**WHAT YOU WILL DO**
Extract from the listing each line in which the word "quantia" appears.

>> Start

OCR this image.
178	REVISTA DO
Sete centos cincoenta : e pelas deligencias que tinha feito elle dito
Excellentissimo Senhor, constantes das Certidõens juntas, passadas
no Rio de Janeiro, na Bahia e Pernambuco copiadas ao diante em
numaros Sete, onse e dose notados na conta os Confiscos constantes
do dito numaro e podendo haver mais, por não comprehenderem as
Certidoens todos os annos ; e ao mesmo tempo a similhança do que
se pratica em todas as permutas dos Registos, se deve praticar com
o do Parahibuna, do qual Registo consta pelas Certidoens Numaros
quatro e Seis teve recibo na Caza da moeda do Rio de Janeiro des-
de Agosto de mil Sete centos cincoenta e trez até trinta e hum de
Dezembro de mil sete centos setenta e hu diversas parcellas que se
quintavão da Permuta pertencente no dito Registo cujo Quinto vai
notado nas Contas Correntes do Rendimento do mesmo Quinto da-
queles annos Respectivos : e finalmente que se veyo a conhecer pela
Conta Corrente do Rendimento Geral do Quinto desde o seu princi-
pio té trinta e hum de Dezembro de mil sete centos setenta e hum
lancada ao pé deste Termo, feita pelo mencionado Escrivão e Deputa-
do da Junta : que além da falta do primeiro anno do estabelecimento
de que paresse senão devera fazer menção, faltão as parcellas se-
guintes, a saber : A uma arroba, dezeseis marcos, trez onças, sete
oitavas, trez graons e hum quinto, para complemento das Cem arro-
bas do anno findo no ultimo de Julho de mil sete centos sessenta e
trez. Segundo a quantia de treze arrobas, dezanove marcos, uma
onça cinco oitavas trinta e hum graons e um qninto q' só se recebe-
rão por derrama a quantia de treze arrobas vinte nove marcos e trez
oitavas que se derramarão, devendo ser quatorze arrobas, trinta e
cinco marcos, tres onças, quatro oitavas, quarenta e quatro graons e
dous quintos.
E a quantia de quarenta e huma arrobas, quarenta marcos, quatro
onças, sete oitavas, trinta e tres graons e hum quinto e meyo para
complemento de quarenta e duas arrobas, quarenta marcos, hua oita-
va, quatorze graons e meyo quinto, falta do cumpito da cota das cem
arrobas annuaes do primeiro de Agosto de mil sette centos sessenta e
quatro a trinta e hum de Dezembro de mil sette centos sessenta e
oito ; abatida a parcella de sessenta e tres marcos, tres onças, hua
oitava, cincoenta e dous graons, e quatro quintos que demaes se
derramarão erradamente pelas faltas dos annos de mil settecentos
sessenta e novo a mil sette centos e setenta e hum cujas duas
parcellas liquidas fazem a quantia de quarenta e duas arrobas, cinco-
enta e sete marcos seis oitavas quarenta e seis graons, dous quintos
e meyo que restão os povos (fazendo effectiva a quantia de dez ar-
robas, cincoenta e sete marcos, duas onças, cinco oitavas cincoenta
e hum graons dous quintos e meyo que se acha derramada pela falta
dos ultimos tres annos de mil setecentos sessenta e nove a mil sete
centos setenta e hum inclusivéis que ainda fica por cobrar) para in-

>> End

**PROBLEM SOLUTION**
trez. Segundo a quantia de treze arrobas, dezanove marcos, uma
rão por derrama a quantia de treze arrobas vinte nove marcos e trez
E a quantia de quarenta e huma arrobas, quarenta marcos, quatro
parcellas liquidas fazem a quantia de quarenta e duas arrobas, cinco-
e meyo que restão os povos (fazendo effectiva a quantia de dez ar-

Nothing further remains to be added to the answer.